● **Task details**: Locate every line in the records below that holds the word "خدمت" and return each one.
- - - - -
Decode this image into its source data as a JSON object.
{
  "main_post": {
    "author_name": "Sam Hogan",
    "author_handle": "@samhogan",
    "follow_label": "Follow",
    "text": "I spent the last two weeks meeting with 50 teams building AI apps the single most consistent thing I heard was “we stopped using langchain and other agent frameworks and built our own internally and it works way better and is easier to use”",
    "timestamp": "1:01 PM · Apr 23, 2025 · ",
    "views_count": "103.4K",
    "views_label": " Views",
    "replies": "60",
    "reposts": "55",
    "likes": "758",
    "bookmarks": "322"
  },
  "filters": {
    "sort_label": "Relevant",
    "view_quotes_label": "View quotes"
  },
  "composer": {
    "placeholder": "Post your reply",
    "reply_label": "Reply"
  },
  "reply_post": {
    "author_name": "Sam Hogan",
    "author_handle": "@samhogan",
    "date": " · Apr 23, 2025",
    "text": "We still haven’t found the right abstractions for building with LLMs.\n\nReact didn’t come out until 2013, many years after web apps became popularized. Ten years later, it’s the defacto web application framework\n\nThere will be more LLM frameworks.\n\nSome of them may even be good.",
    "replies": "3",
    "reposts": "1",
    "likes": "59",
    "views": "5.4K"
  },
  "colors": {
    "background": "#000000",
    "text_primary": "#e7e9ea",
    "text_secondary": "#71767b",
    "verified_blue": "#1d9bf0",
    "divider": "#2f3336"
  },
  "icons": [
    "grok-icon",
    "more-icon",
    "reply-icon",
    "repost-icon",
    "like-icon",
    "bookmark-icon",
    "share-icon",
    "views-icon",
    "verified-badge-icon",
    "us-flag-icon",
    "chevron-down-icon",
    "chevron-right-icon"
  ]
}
- - - - -
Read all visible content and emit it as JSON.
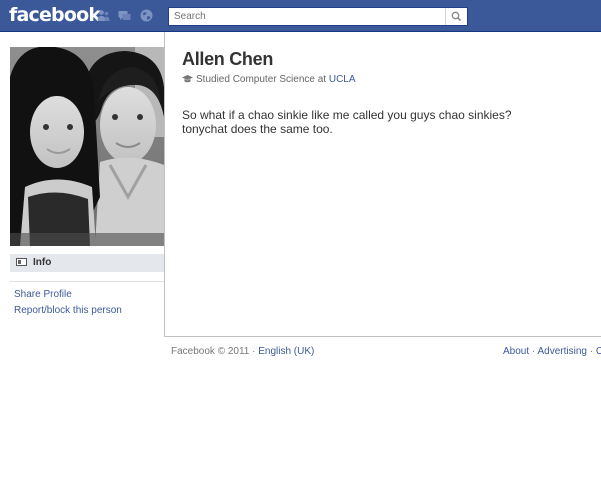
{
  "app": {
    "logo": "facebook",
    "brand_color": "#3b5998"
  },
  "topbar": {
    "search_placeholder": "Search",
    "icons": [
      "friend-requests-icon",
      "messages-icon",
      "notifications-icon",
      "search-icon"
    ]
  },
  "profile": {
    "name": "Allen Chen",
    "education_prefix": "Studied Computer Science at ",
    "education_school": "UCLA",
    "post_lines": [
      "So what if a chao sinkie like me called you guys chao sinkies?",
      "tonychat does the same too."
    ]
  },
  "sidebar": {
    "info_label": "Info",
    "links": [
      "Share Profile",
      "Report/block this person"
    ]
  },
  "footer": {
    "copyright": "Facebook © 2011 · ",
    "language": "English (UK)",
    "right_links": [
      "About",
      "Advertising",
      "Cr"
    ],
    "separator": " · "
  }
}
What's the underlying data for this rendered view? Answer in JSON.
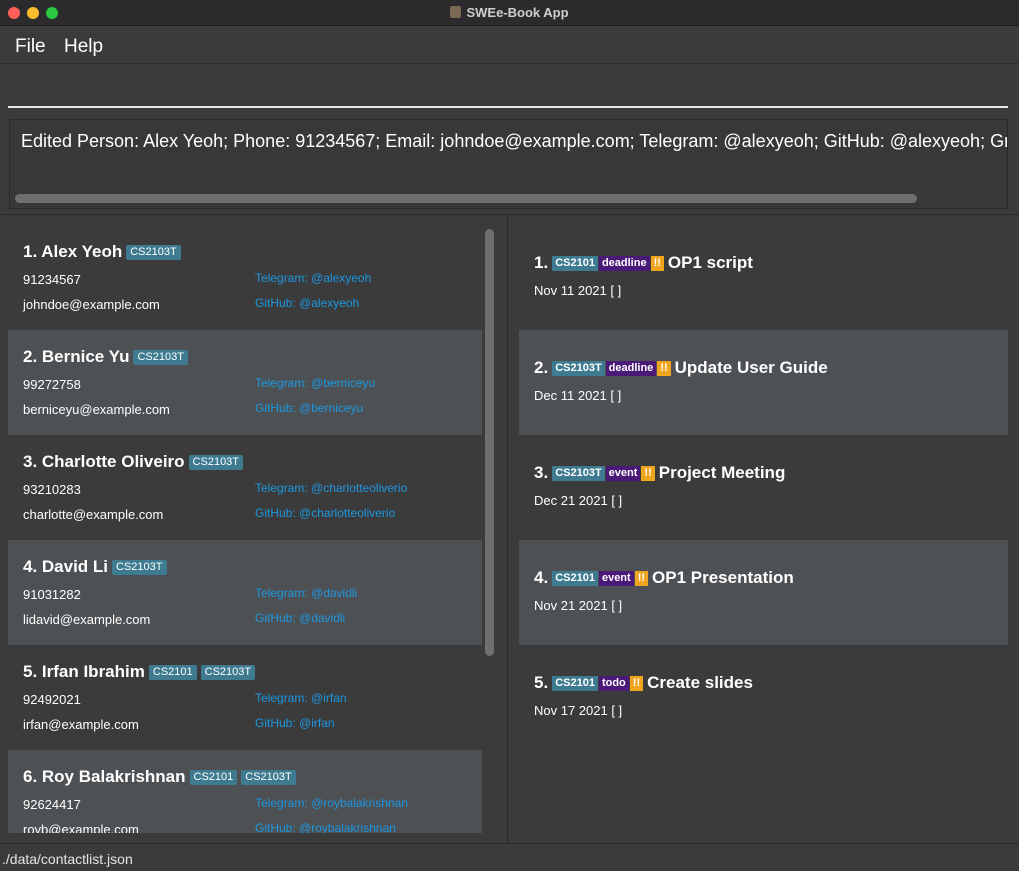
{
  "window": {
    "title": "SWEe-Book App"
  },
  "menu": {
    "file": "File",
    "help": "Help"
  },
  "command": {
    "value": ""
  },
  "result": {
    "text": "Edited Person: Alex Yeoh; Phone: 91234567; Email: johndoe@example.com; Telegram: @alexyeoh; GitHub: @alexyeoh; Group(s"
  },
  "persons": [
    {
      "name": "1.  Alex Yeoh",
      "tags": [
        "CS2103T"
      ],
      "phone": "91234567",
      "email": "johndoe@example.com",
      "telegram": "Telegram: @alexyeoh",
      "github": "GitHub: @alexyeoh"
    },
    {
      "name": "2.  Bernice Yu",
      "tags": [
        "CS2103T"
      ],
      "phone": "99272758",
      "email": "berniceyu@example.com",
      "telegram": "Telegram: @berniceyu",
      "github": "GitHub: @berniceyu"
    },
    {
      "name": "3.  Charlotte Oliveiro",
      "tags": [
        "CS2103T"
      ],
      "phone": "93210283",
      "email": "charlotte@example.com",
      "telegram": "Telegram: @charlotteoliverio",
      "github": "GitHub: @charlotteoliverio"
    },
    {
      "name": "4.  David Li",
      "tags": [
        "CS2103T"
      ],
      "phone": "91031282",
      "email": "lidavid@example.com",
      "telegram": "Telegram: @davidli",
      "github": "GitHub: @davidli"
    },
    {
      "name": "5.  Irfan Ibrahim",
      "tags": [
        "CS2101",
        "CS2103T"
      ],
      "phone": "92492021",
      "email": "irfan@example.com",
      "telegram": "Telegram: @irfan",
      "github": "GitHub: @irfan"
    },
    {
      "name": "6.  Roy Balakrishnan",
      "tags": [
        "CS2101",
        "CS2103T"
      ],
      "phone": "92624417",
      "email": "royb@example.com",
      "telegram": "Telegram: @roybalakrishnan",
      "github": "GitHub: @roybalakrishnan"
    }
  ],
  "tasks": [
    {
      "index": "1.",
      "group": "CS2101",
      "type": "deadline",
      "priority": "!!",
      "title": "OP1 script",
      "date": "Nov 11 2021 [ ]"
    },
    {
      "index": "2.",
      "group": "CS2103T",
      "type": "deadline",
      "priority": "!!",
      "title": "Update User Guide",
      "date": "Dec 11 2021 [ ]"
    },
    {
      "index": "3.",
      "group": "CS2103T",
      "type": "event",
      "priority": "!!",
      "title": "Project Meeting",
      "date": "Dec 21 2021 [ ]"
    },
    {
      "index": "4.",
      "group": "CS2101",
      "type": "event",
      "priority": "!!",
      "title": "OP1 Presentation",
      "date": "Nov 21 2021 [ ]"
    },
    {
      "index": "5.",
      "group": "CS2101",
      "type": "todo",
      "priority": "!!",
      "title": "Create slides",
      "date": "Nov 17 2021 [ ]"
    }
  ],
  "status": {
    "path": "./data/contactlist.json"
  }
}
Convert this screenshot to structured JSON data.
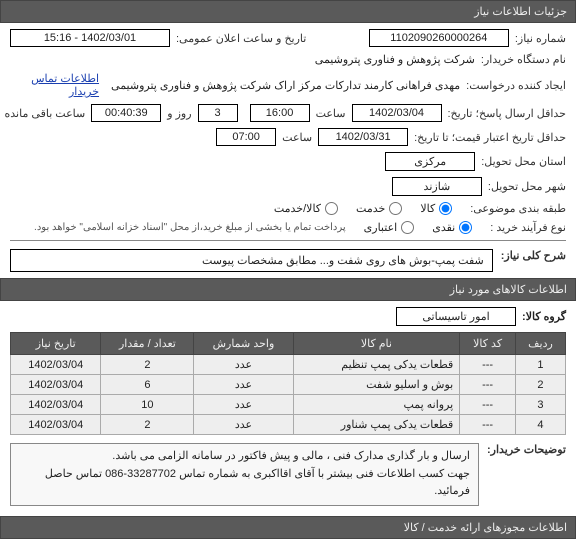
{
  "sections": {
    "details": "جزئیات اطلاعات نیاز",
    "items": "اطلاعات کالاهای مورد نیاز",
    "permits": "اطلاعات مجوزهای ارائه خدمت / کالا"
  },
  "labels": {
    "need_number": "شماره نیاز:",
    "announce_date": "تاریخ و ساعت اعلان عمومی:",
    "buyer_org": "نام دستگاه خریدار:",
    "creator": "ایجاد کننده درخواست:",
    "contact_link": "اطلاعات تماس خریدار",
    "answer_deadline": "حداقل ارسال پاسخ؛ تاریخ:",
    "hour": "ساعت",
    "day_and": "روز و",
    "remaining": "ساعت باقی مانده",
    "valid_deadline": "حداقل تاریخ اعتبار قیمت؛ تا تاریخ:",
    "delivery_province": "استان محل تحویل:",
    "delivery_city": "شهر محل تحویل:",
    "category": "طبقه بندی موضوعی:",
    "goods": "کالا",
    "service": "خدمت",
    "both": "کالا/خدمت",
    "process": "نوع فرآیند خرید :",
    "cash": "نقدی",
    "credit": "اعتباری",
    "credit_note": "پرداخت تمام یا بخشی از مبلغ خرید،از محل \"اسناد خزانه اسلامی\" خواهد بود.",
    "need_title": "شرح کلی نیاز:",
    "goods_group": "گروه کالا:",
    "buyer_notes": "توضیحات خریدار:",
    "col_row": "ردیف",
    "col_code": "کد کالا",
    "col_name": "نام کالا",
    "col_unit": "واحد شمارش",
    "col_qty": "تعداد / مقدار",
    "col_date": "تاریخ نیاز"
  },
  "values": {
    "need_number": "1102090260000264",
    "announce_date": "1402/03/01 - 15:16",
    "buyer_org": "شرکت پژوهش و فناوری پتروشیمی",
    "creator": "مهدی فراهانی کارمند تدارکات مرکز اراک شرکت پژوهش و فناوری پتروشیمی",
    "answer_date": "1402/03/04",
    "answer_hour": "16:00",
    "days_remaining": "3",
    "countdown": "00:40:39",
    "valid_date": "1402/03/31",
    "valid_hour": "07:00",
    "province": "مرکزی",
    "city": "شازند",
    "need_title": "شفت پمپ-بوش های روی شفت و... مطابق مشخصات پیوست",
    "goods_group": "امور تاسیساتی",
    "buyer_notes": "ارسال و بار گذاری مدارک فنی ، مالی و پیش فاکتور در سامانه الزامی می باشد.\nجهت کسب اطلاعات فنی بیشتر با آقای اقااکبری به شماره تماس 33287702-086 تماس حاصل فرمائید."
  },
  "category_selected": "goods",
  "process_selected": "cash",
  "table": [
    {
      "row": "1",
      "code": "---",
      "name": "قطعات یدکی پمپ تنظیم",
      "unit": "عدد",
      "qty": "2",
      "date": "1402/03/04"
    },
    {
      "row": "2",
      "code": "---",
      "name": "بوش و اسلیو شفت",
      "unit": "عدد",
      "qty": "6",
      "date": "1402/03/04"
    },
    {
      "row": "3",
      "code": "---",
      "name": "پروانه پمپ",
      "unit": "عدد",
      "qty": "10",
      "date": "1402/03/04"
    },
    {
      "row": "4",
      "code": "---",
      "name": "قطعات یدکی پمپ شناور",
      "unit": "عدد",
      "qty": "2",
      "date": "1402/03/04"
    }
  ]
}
- - - - -
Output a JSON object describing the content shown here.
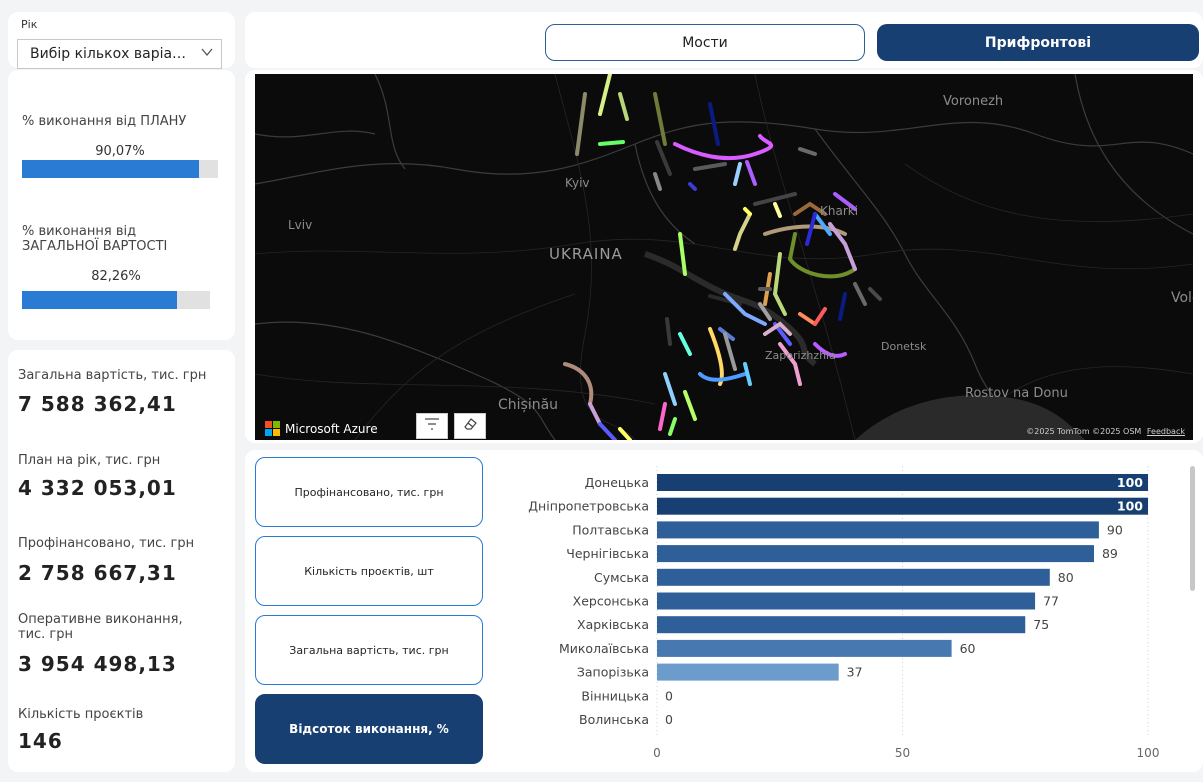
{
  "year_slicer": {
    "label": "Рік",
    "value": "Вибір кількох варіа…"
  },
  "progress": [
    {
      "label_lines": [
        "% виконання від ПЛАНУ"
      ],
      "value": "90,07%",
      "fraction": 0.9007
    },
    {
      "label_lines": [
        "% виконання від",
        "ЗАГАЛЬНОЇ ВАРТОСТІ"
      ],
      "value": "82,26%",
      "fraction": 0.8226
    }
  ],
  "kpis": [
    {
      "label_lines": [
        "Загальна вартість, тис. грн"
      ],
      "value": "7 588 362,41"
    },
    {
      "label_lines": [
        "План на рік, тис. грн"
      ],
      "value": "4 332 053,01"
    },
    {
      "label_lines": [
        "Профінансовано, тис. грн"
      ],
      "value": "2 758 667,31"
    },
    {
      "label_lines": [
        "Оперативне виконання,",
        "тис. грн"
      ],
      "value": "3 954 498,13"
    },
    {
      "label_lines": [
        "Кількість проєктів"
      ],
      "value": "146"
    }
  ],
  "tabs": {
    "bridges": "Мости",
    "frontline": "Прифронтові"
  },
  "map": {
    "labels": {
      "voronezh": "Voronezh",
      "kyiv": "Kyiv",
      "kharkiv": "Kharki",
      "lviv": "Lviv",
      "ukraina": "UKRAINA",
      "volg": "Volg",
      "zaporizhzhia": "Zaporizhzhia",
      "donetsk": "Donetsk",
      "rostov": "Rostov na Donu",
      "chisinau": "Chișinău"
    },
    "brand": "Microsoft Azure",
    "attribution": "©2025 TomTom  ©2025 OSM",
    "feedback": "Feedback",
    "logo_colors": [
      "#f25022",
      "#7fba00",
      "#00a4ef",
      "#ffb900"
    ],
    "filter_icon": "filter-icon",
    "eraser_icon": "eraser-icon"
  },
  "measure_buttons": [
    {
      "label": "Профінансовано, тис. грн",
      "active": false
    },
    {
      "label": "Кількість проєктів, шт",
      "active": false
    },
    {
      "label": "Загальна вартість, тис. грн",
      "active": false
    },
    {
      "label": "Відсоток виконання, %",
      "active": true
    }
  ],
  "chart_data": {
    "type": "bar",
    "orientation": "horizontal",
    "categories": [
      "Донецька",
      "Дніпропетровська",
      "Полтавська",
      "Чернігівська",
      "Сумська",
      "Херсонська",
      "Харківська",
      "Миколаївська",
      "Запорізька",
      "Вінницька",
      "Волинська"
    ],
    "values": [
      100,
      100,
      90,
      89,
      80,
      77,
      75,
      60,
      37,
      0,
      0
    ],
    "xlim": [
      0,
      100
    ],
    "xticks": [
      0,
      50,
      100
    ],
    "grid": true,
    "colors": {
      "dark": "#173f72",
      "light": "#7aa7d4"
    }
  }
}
- - - - -
● **Output for this task**:
    "permits": "اطلاعات مجوزهای ارائه خدمت / کالا"
    "service": "خدمت",
    "both": "کالا/خدمت",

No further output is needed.